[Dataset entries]

┌──

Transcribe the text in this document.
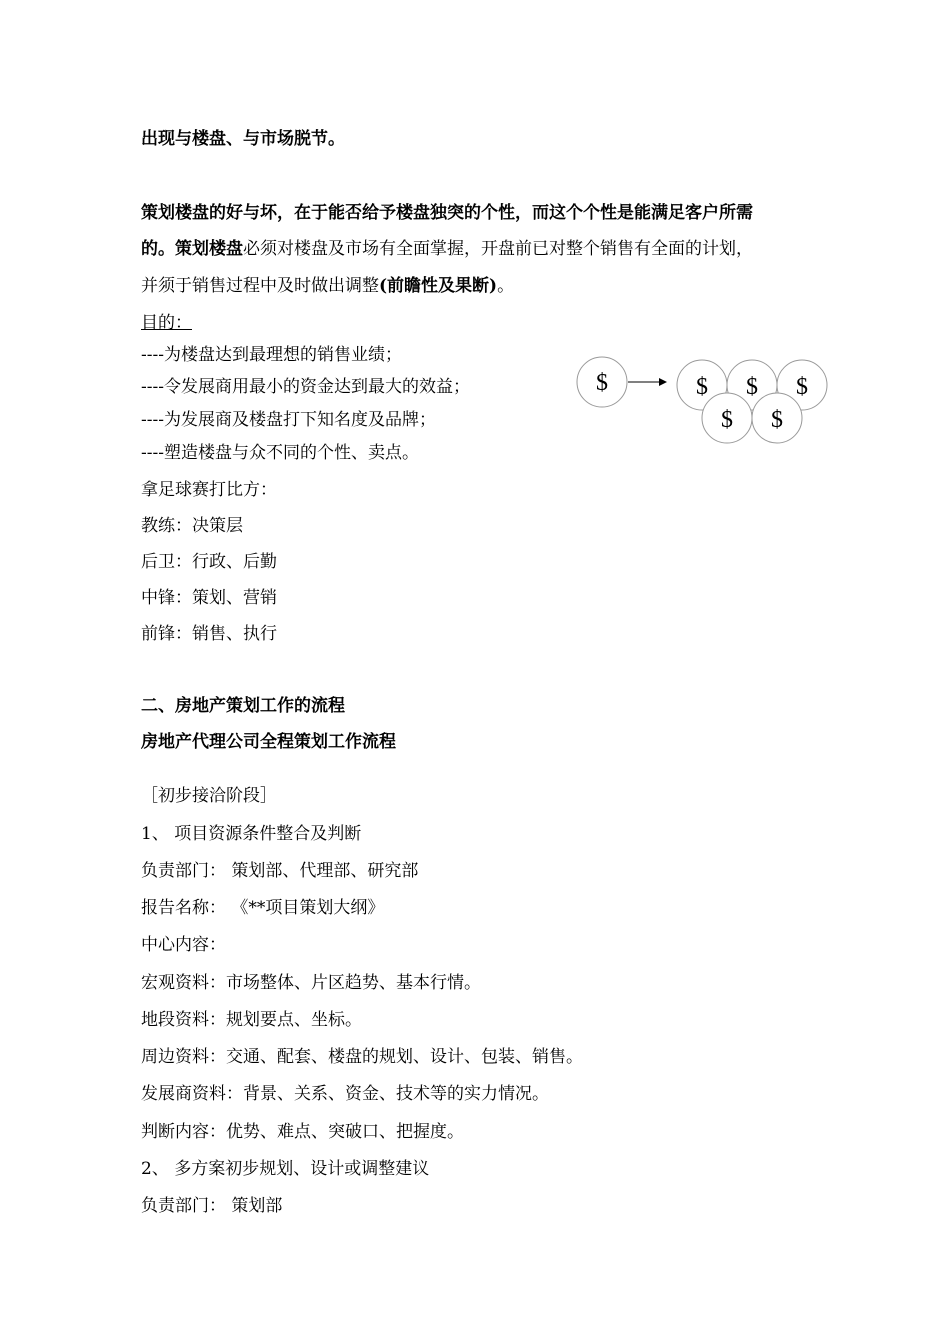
出现与楼盘、与市场脱节。
策划楼盘的好与坏，在于能否给予楼盘独突的个性，而这个个性是能满足客户所需
的。策划楼盘必须对楼盘及市场有全面掌握，开盘前已对整个销售有全面的计划，
并须于销售过程中及时做出调整(前瞻性及果断)。
目的：
----为楼盘达到最理想的销售业绩；
----令发展商用最小的资金达到最大的效益；
----为发展商及楼盘打下知名度及品牌；
----塑造楼盘与众不同的个性、卖点。
$	$ $ $
$ $
拿足球赛打比方：
教练：决策层
后卫：行政、后勤
中锋：策划、营销
前锋：销售、执行
二、房地产策划工作的流程
房地产代理公司全程策划工作流程
［初步接洽阶段］
1、 项目资源条件整合及判断
负责部门： 策划部、代理部、研究部
报告名称： 《**项目策划大纲》
中心内容：
宏观资料：市场整体、片区趋势、基本行情。
地段资料：规划要点、坐标。
周边资料：交通、配套、楼盘的规划、设计、包装、销售。
发展商资料：背景、关系、资金、技术等的实力情况。
判断内容：优势、难点、突破口、把握度。
2、 多方案初步规划、设计或调整建议
负责部门： 策划部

└──

[WORK TO DO]
Transcribe each entry above exactly, apart from the pictures.

[EXERCISE SOLUTION]
Transcribe the text in this document.
出现与楼盘、与市场脱节。
策划楼盘的好与坏，在于能否给予楼盘独突的个性，而这个个性是能满足客户所需
的。策划楼盘必须对楼盘及市场有全面掌握，开盘前已对整个销售有全面的计划，
并须于销售过程中及时做出调整(前瞻性及果断)。
目的：
----为楼盘达到最理想的销售业绩；
----令发展商用最小的资金达到最大的效益；
----为发展商及楼盘打下知名度及品牌；
----塑造楼盘与众不同的个性、卖点。
$	$ $ $
$ $
拿足球赛打比方：
教练：决策层
后卫：行政、后勤
中锋：策划、营销
前锋：销售、执行
二、房地产策划工作的流程
房地产代理公司全程策划工作流程
［初步接洽阶段］
1、 项目资源条件整合及判断
负责部门： 策划部、代理部、研究部
报告名称： 《**项目策划大纲》
中心内容：
宏观资料：市场整体、片区趋势、基本行情。
地段资料：规划要点、坐标。
周边资料：交通、配套、楼盘的规划、设计、包装、销售。
发展商资料：背景、关系、资金、技术等的实力情况。
判断内容：优势、难点、突破口、把握度。
2、 多方案初步规划、设计或调整建议
负责部门： 策划部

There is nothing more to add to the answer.